__Work required__
Rewrite all of the data below with every "data-label" swapped for "value-label" and nothing else altered. Leave the pictures out.

__Excerpted records__

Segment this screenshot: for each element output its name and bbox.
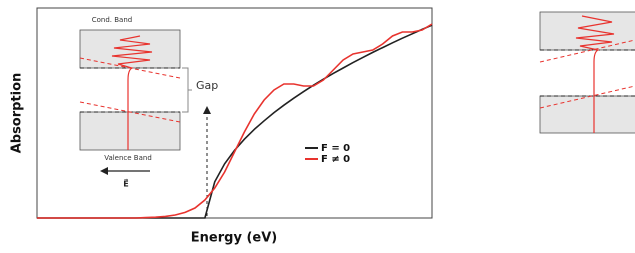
valence-band-2 xyxy=(540,96,635,133)
y-axis-label: Absorption xyxy=(10,73,25,154)
legend-label: F = 0 xyxy=(321,143,350,154)
valence-band xyxy=(80,112,180,150)
gap-label: Gap xyxy=(196,79,218,92)
x-axis-label: Energy (eV) xyxy=(191,231,277,246)
legend-label: F ≠ 0 xyxy=(321,154,350,165)
cropped-inset xyxy=(540,12,635,133)
inset-top-label: Cond. Band xyxy=(92,16,132,24)
inset-bottom-label: Valence Band xyxy=(104,154,152,162)
field-label: E⃗ xyxy=(123,178,128,188)
figure: Cond. Band Valence Band Gap E⃗ Energy (e… xyxy=(0,0,635,253)
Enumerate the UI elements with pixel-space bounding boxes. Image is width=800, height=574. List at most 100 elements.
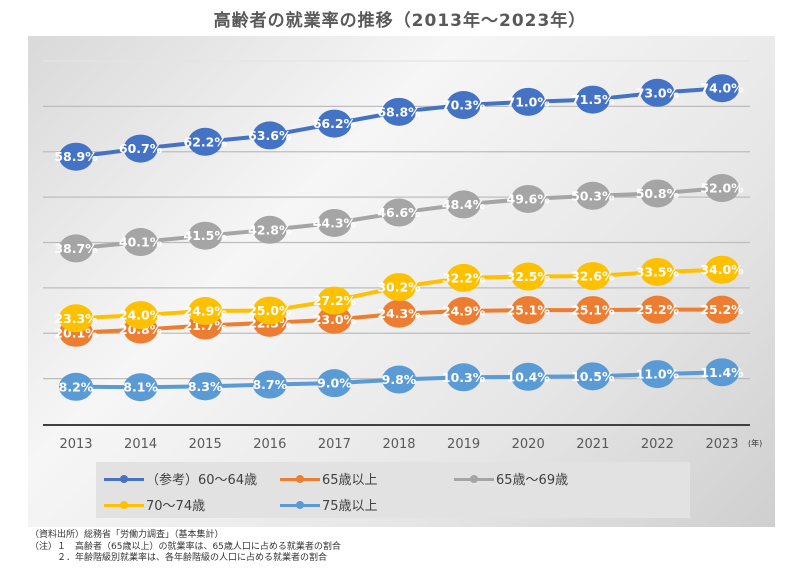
data-label: 27.2% [313,293,357,308]
data-label: 58.9% [54,149,98,164]
data-point [188,221,223,250]
data-label: 66.2% [313,116,357,131]
chart-legend: （参考）60～64歳 65歳以上 65歳～69歳 70～74歳 75歳以上 [96,462,690,518]
data-point [59,304,93,333]
data-point [705,358,739,387]
x-tick-label: 2013 [59,437,92,452]
legend-label: 65歳以上 [322,473,378,488]
x-tick-label: 2022 [641,437,674,452]
data-point [188,297,223,326]
data-label: 50.8% [636,186,680,201]
data-label: 25.2% [700,302,744,317]
data-point [705,174,739,203]
data-point [382,198,416,227]
data-label: 48.4% [442,197,486,212]
data-label: 46.6% [377,205,421,220]
data-point [640,257,675,286]
legend-item-65-69: 65歳～69歳 [454,469,568,488]
data-label: 9.8% [382,372,417,387]
data-point [575,85,610,114]
data-point [123,134,158,163]
data-label: 10.3% [442,370,486,385]
data-point [317,286,352,315]
legend-item-60-64: （参考）60～64歳 [104,469,257,488]
data-point [382,272,416,301]
legend-label: 75歳以上 [322,499,378,514]
data-label: 24.9% [184,304,228,319]
data-point [252,215,287,244]
data-point [252,296,287,325]
data-label: 62.2% [184,134,228,149]
data-label: 73.0% [636,85,680,100]
data-point [446,297,481,326]
data-point [575,181,610,210]
data-point [317,109,352,138]
data-label: 71.5% [571,92,615,107]
data-label: 41.5% [184,228,228,243]
data-label: 24.3% [377,306,421,321]
data-point [511,262,546,291]
data-point [317,369,352,398]
data-point [123,301,158,330]
data-point [511,362,546,391]
data-label: 11.4% [700,365,744,380]
x-tick-label: 2020 [512,437,545,452]
data-point [705,255,739,284]
data-label: 25.1% [571,303,615,318]
data-point [382,299,416,328]
data-label: 38.7% [54,241,98,256]
data-label: 30.2% [377,279,421,294]
data-label: 49.6% [507,191,551,206]
data-label: 44.3% [313,215,357,230]
data-point [446,91,481,120]
data-point [59,234,93,263]
x-tick-label: 2019 [447,437,480,452]
data-point [705,74,739,103]
legend-swatch-icon [454,474,494,484]
data-point [640,360,675,389]
data-label: 8.3% [188,379,223,394]
data-label: 40.1% [119,235,163,250]
legend-label: 70～74歳 [146,499,206,514]
legend-item-75-plus: 75歳以上 [280,495,378,514]
data-label: 8.1% [123,380,158,395]
data-point [382,97,416,126]
data-label: 50.3% [571,188,615,203]
legend-swatch-icon [280,500,320,510]
data-point [446,190,481,219]
data-label: 70.3% [442,98,486,113]
data-point [640,78,675,107]
data-point [252,370,287,399]
data-label: 42.8% [248,222,292,237]
data-label: 33.5% [636,264,680,279]
data-point [511,296,546,325]
data-point [446,363,481,392]
data-point [575,296,610,325]
data-label: 25.1% [507,303,551,318]
x-tick-label: 2018 [382,437,415,452]
legend-swatch-icon [104,500,144,510]
x-tick-label: 2015 [189,437,222,452]
data-point [640,179,675,208]
data-label: 23.3% [54,311,98,326]
data-label: 24.0% [119,308,163,323]
source-notes: （資料出所）総務省「労働力調査」（基本集計） （注）１ 高齢者（65歳以上）の就… [30,530,341,565]
data-label: 63.6% [248,128,292,143]
x-tick-label: 2021 [576,437,609,452]
data-point [123,228,158,257]
data-label: 11.0% [636,367,680,382]
x-axis-unit-label: (年) [748,438,762,448]
data-point [575,262,610,291]
data-point [59,142,93,171]
data-point [382,365,416,394]
data-label: 8.2% [59,379,94,394]
data-label: 34.0% [700,262,744,277]
data-label: 74.0% [700,81,744,96]
note-2: ２．年齢階級別就業率は、各年齢階級の人口に占める就業者の割合 [30,553,328,563]
data-label: 25.2% [636,302,680,317]
x-tick-label: 2016 [253,437,286,452]
data-label: 60.7% [119,141,163,156]
data-point [511,184,546,213]
data-label: 8.7% [252,377,287,392]
data-label: 71.0% [507,94,551,109]
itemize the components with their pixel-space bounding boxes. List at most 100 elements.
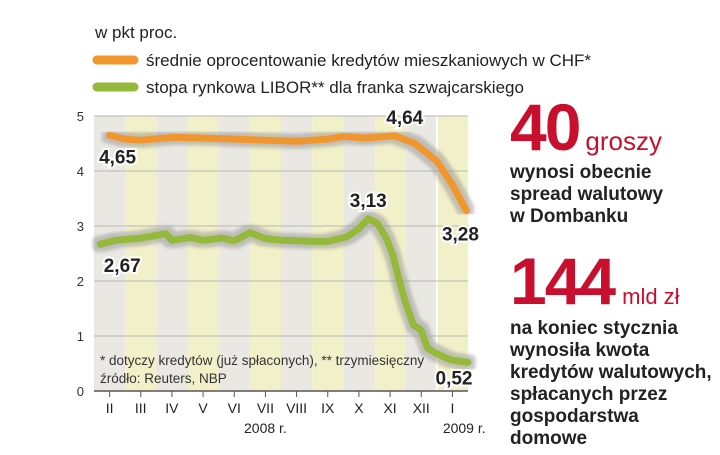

__Correct result__
Segment this screenshot: for each element output its name and bbox.
valence-band-2 xyxy=(540,96,635,133)
y-axis-label: Absorption xyxy=(10,73,25,154)
legend-label: F = 0 xyxy=(321,143,350,154)
valence-band xyxy=(80,112,180,150)
gap-label: Gap xyxy=(196,79,218,92)
x-axis-label: Energy (eV) xyxy=(191,231,277,246)
legend-label: F ≠ 0 xyxy=(321,154,350,165)
cropped-inset xyxy=(540,12,635,133)
inset-top-label: Cond. Band xyxy=(92,16,132,24)
inset-bottom-label: Valence Band xyxy=(104,154,152,162)
field-label: E⃗ xyxy=(123,178,128,188)
figure: Cond. Band Valence Band Gap E⃗ Energy (e… xyxy=(0,0,635,253)
Enumerate the UI elements with pixel-space bounding boxes. Image is width=800, height=574. List at most 100 elements.
value-label: 27.2% [313,293,357,308]
value-label: 58.9% [54,149,98,164]
data-point [188,221,223,250]
value-label: 66.2% [313,116,357,131]
chart-legend: （参考）60～64歳 65歳以上 65歳～69歳 70～74歳 75歳以上 [96,462,690,518]
data-point [59,304,93,333]
data-point [705,358,739,387]
x-tick-label: 2013 [59,437,92,452]
legend-label: 65歳以上 [322,473,378,488]
x-tick-label: 2022 [641,437,674,452]
data-point [188,297,223,326]
value-label: 50.8% [636,186,680,201]
value-label: 25.2% [700,302,744,317]
data-point [705,174,739,203]
data-point [382,198,416,227]
value-label: 48.4% [442,197,486,212]
value-label: 46.6% [377,205,421,220]
data-point [640,257,675,286]
legend-item-65-69: 65歳～69歳 [454,469,568,488]
value-label: 9.8% [382,372,417,387]
data-point [575,85,610,114]
data-point [123,134,158,163]
value-label: 10.3% [442,370,486,385]
data-point [317,286,352,315]
legend-item-60-64: （参考）60～64歳 [104,469,257,488]
data-point [382,272,416,301]
legend-label: 75歳以上 [322,499,378,514]
value-label: 24.9% [184,304,228,319]
data-point [252,215,287,244]
data-point [252,296,287,325]
value-label: 62.2% [184,134,228,149]
value-label: 73.0% [636,85,680,100]
data-point [446,297,481,326]
data-point [575,181,610,210]
data-point [317,109,352,138]
value-label: 71.5% [571,92,615,107]
value-label: 41.5% [184,228,228,243]
value-label: 24.3% [377,306,421,321]
data-point [511,262,546,291]
data-point [317,369,352,398]
data-point [123,301,158,330]
data-point [511,362,546,391]
value-label: 11.4% [700,365,744,380]
x-tick-label: 2020 [512,437,545,452]
data-point [705,255,739,284]
value-label: 25.1% [571,303,615,318]
data-point [382,299,416,328]
value-label: 38.7% [54,241,98,256]
value-label: 30.2% [377,279,421,294]
value-label: 49.6% [507,191,551,206]
value-label: 44.3% [313,215,357,230]
data-point [446,91,481,120]
data-point [59,234,93,263]
x-tick-label: 2019 [447,437,480,452]
data-point [705,74,739,103]
legend-swatch-icon [454,474,494,484]
data-point [640,360,675,389]
value-label: 8.3% [188,379,223,394]
value-label: 40.1% [119,235,163,250]
legend-label: 70～74歳 [146,499,206,514]
legend-item-75-plus: 75歳以上 [280,495,378,514]
value-label: 8.1% [123,380,158,395]
data-point [382,97,416,126]
value-label: 50.3% [571,188,615,203]
legend-swatch-icon [280,500,320,510]
data-point [446,190,481,219]
value-label: 70.3% [442,98,486,113]
data-point [640,78,675,107]
data-point [252,370,287,399]
value-label: 42.8% [248,222,292,237]
value-label: 33.5% [636,264,680,279]
data-point [511,296,546,325]
data-point [446,363,481,392]
data-point [575,296,610,325]
value-label: 25.1% [507,303,551,318]
x-tick-label: 2018 [382,437,415,452]
legend-swatch-icon [104,500,144,510]
x-tick-label: 2015 [189,437,222,452]
data-point [640,179,675,208]
value-label: 23.3% [54,311,98,326]
value-label: 24.0% [119,308,163,323]
source-notes: （資料出所）総務省「労働力調査」（基本集計） （注）１ 高齢者（65歳以上）の就… [30,530,341,565]
value-label: 63.6% [248,128,292,143]
x-tick-label: 2021 [576,437,609,452]
data-point [123,228,158,257]
value-label: 11.0% [636,367,680,382]
x-axis-unit-label: (年) [748,438,762,448]
data-point [575,262,610,291]
data-point [59,142,93,171]
data-point [382,365,416,394]
value-label: 8.2% [59,379,94,394]
value-label: 34.0% [700,262,744,277]
value-label: 74.0% [700,81,744,96]
note-2: ２．年齢階級別就業率は、各年齢階級の人口に占める就業者の割合 [30,553,328,563]
value-label: 25.2% [636,302,680,317]
x-tick-label: 2016 [253,437,286,452]
value-label: 60.7% [119,141,163,156]
data-point [511,184,546,213]
value-label: 8.7% [252,377,287,392]
value-label: 71.0% [507,94,551,109]
itemize the components with their pixel-space bounding boxes. List at most 100 elements.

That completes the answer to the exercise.